-- start of Supplied material --
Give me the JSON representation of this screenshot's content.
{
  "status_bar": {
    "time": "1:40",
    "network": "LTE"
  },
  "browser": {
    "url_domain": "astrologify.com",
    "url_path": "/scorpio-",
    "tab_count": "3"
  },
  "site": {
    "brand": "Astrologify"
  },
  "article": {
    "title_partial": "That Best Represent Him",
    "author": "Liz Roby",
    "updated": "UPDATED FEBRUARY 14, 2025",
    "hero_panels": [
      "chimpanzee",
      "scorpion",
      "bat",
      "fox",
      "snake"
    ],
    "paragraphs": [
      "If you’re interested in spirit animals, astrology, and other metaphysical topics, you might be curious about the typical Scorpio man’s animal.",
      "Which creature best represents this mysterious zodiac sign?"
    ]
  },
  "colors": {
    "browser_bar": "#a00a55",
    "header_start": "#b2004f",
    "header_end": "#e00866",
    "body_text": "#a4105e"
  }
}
-- end of Supplied material --
Extract all lines from the data in which "this" is found.

Give me the JSON representation of this screenshot's content.
      "Which creature best represents this mysterious zodiac sign?"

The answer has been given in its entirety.